Return all lines in the material below that contain "FCLIMO".

Part of a data file:
** START **
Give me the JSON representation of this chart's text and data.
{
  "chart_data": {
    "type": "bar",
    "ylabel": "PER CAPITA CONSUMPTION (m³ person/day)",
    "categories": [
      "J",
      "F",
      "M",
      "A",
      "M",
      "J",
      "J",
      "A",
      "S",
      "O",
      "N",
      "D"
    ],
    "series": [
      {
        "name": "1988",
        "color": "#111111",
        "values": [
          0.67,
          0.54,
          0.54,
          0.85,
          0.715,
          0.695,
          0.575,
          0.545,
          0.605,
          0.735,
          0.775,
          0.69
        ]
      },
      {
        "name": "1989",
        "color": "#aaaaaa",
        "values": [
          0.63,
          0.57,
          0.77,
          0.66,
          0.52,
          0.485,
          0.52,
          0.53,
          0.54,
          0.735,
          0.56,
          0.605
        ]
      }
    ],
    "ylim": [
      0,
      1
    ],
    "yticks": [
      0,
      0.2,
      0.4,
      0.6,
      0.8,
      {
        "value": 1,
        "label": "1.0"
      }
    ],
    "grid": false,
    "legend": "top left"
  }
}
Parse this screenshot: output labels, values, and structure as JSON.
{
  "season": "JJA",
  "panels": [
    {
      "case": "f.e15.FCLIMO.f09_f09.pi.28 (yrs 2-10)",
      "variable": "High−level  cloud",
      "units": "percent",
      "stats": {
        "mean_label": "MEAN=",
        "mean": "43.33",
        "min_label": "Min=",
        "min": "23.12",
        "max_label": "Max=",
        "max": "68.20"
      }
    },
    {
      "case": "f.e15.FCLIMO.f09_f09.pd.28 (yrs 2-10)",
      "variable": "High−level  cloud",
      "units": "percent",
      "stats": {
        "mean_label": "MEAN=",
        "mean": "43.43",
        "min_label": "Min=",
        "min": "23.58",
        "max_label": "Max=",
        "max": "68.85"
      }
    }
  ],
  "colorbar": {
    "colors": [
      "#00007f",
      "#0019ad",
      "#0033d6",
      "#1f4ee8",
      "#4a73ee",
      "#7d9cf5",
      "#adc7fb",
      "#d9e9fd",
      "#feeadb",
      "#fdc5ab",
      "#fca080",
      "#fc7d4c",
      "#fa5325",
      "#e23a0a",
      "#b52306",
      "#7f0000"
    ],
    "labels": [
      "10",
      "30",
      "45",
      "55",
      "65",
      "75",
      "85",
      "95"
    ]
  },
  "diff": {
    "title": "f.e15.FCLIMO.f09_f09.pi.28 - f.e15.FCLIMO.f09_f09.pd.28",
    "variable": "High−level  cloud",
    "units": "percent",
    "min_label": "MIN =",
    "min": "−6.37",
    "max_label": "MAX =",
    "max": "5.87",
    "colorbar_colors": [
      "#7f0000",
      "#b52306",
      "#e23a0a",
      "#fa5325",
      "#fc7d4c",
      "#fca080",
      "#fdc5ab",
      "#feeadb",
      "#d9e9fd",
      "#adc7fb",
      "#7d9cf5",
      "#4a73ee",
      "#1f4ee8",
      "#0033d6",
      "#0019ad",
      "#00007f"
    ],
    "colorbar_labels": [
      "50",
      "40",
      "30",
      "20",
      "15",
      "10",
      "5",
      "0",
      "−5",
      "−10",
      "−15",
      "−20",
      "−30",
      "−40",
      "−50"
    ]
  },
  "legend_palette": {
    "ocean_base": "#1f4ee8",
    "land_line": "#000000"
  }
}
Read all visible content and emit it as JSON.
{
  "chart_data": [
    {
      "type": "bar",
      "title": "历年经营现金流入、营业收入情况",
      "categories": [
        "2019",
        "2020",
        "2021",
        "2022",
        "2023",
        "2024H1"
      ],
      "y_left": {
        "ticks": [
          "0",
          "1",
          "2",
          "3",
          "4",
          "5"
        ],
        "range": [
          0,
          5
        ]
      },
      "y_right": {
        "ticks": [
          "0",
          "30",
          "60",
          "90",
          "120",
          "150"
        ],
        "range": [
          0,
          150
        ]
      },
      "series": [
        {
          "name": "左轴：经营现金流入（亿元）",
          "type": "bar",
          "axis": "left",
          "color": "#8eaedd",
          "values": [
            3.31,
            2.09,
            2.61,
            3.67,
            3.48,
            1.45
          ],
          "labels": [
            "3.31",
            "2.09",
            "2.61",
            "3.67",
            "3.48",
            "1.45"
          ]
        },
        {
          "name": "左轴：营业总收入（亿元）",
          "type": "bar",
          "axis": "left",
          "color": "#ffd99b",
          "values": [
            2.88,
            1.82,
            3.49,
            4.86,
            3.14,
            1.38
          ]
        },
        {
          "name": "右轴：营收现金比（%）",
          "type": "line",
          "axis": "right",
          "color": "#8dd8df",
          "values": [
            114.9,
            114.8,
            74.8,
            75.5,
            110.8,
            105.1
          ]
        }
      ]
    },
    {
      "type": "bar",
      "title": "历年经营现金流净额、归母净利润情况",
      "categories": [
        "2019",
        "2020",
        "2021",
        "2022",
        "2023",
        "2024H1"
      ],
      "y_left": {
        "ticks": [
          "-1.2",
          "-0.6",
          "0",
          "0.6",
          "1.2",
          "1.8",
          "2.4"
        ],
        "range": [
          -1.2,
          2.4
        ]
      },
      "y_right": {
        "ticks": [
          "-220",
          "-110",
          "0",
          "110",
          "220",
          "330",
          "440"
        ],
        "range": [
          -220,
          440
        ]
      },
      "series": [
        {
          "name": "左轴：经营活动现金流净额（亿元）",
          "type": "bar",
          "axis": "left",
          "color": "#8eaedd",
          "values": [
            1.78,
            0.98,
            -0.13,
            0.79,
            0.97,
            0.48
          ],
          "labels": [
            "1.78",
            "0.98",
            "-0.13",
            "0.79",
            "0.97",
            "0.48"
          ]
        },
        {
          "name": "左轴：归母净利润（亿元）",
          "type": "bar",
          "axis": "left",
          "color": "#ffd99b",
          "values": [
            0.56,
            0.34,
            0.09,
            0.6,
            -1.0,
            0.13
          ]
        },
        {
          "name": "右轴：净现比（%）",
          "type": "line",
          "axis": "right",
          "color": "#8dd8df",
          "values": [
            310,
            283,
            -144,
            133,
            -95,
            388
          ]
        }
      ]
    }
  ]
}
** END **
# Written solution
      "case": "f.e15.FCLIMO.f09_f09.pi.28 (yrs 2-10)",
      "case": "f.e15.FCLIMO.f09_f09.pd.28 (yrs 2-10)",
    "title": "f.e15.FCLIMO.f09_f09.pi.28 - f.e15.FCLIMO.f09_f09.pd.28",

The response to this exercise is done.